= THE DATA =
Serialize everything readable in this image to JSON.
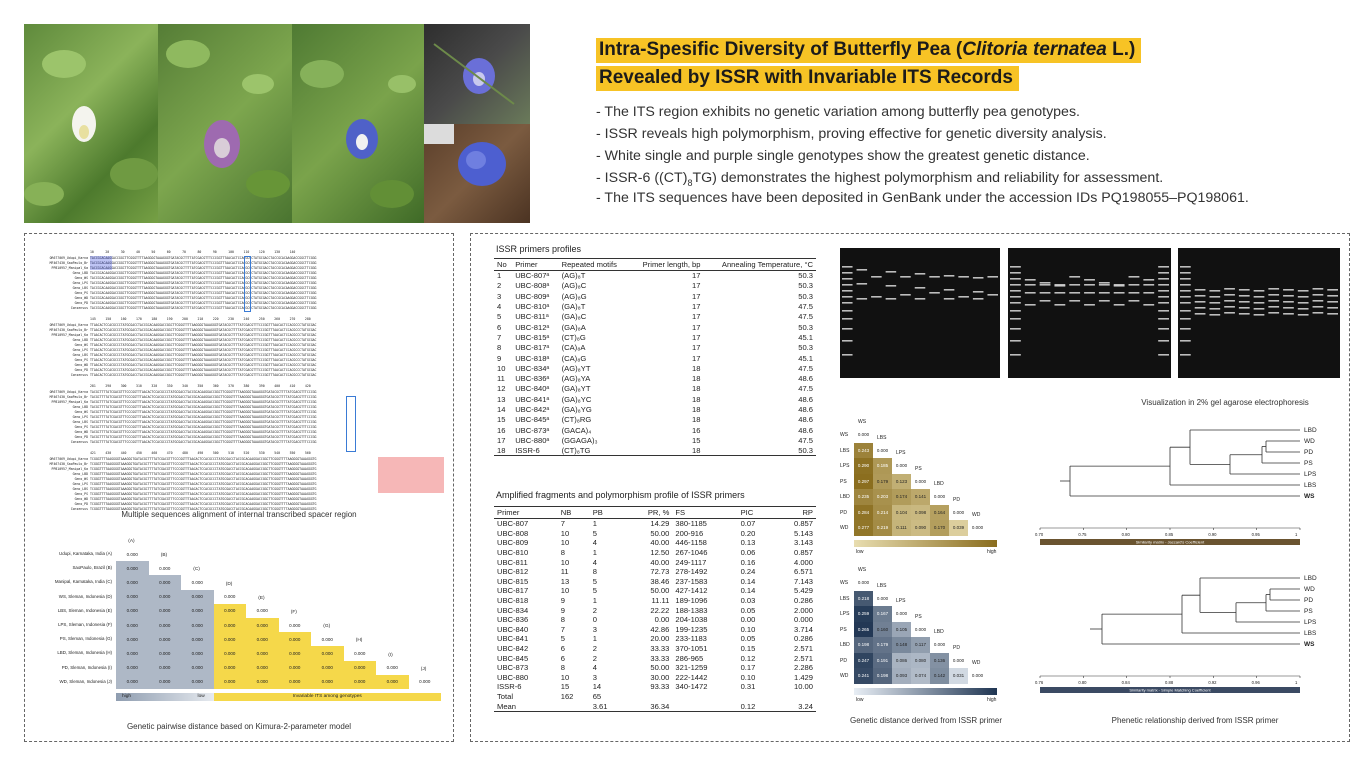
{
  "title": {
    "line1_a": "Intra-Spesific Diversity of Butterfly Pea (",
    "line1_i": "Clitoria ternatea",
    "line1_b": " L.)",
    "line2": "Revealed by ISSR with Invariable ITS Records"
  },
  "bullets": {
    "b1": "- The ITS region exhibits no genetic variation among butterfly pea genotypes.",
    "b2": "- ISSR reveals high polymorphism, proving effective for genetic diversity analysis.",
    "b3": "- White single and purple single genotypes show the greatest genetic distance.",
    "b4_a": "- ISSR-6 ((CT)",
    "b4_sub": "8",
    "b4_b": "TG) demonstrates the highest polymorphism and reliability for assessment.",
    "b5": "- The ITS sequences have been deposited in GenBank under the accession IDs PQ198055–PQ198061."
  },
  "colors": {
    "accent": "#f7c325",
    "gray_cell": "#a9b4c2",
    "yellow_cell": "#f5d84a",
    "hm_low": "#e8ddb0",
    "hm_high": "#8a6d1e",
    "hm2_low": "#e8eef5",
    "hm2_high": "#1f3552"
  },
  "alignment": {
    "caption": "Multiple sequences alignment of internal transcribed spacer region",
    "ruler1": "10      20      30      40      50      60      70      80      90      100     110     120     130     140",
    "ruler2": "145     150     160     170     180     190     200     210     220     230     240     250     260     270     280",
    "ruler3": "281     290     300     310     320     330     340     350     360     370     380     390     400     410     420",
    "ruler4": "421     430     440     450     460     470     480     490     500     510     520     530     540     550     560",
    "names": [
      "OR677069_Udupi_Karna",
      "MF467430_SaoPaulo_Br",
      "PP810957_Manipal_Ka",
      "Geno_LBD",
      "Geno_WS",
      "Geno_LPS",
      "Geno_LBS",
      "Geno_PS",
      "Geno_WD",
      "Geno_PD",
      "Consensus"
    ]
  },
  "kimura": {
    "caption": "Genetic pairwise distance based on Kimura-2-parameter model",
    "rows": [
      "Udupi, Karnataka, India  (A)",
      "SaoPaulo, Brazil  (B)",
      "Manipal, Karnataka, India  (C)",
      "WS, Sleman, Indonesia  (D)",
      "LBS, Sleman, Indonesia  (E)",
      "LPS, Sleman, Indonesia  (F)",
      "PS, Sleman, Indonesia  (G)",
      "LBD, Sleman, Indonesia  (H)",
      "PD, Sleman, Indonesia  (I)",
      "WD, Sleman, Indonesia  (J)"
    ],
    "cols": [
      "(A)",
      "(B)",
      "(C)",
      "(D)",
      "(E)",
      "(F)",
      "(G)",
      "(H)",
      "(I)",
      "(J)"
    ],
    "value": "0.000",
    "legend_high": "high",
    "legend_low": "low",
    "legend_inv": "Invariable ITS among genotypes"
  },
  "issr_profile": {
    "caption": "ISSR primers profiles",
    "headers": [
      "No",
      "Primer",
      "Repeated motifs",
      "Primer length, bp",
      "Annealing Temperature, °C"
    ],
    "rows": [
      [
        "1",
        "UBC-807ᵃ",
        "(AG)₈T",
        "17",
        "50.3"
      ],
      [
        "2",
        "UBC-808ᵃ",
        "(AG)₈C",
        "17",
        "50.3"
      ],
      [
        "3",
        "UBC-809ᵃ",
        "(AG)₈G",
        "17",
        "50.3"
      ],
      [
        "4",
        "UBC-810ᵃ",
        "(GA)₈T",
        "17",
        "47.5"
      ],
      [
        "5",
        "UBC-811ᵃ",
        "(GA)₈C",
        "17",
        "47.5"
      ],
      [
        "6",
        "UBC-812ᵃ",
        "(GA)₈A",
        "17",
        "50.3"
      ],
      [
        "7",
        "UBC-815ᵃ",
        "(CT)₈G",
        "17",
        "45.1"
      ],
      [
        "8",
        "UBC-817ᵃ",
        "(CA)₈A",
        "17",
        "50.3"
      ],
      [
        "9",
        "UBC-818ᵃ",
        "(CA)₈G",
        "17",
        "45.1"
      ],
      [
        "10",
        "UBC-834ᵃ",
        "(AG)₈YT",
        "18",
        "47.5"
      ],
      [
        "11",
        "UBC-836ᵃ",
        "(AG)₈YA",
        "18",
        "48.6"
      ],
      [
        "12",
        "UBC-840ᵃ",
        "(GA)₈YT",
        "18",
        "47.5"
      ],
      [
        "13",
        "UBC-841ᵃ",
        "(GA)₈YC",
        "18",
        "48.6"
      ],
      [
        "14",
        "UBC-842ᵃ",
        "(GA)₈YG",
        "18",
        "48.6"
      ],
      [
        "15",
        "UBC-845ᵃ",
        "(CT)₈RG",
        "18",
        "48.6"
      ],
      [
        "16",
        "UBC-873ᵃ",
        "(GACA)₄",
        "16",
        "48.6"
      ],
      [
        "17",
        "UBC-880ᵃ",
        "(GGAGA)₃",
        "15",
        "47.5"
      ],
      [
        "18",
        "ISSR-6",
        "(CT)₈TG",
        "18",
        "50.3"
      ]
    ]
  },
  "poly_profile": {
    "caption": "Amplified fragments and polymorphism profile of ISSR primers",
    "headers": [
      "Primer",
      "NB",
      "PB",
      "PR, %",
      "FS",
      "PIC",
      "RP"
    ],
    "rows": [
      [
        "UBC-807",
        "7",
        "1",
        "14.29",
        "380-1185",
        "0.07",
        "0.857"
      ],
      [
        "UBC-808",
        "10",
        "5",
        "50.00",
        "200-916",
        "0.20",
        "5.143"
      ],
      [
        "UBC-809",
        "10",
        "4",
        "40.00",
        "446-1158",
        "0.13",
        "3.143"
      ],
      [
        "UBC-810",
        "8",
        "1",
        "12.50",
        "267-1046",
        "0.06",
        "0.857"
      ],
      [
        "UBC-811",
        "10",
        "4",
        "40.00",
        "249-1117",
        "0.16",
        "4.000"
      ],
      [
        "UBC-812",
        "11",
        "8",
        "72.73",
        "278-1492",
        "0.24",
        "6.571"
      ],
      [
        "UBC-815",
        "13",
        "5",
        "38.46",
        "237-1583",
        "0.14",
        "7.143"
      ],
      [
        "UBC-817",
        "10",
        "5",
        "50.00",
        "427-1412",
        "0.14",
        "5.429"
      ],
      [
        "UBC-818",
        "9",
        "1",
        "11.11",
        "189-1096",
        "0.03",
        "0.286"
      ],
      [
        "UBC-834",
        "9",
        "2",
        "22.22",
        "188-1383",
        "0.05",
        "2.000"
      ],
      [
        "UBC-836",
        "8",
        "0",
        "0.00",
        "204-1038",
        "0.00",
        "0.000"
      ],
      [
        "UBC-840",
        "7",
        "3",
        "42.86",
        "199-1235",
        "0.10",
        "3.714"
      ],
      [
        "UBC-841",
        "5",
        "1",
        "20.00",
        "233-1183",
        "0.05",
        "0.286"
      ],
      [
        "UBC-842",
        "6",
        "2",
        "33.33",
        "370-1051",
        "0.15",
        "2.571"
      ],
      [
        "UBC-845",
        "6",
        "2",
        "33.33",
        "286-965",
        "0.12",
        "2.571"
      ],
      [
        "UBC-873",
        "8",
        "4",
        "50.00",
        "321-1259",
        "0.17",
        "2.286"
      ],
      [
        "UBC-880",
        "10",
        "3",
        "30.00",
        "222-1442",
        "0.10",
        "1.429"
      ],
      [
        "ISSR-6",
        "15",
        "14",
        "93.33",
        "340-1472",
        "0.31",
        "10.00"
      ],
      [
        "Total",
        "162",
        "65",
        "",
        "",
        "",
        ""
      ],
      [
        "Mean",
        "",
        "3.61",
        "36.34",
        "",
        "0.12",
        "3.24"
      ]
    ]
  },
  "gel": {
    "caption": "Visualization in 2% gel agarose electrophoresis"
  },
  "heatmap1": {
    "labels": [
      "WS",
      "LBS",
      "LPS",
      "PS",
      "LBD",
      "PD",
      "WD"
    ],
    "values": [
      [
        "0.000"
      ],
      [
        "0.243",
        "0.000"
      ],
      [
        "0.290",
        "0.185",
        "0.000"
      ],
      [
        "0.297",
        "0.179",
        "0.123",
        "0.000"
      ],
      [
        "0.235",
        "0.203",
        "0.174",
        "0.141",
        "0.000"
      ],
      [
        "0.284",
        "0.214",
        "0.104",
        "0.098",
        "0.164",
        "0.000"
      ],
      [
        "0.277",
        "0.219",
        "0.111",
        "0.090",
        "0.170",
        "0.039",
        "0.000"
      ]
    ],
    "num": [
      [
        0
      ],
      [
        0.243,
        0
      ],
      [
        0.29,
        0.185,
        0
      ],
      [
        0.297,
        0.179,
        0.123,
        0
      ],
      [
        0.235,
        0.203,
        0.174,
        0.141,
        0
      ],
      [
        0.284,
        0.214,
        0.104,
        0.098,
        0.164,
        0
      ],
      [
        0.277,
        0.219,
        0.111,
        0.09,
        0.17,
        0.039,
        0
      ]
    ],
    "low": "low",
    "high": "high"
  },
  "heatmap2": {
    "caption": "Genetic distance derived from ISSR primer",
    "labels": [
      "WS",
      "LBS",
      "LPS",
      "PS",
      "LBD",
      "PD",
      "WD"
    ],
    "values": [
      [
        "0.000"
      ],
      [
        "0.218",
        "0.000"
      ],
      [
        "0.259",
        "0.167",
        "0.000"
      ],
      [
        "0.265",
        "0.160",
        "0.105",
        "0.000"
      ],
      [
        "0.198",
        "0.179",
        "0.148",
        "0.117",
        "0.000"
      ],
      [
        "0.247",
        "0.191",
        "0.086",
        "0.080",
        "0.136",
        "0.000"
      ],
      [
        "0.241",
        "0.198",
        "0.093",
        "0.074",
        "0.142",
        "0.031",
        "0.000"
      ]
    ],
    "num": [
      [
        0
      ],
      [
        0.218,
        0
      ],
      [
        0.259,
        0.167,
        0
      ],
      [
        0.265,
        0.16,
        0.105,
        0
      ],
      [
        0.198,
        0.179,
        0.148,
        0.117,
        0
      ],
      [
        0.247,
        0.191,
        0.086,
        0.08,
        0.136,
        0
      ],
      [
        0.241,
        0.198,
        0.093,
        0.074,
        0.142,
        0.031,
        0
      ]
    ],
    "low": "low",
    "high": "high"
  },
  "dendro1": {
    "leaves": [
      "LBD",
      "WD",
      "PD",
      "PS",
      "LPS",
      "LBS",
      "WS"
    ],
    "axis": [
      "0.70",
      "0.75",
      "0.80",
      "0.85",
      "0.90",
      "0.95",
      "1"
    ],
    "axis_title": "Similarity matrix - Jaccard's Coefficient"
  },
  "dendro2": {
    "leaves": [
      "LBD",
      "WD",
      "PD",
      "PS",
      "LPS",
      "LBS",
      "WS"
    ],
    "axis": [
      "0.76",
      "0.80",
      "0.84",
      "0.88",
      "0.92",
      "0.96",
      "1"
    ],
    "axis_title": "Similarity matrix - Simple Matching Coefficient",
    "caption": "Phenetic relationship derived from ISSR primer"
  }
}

= GIVEN INSTRUCTION =
Copy every line above in which the string "Karnataka" shows up.

= REPLY =
      "Udupi, Karnataka, India  (A)",
      "Manipal, Karnataka, India  (C)",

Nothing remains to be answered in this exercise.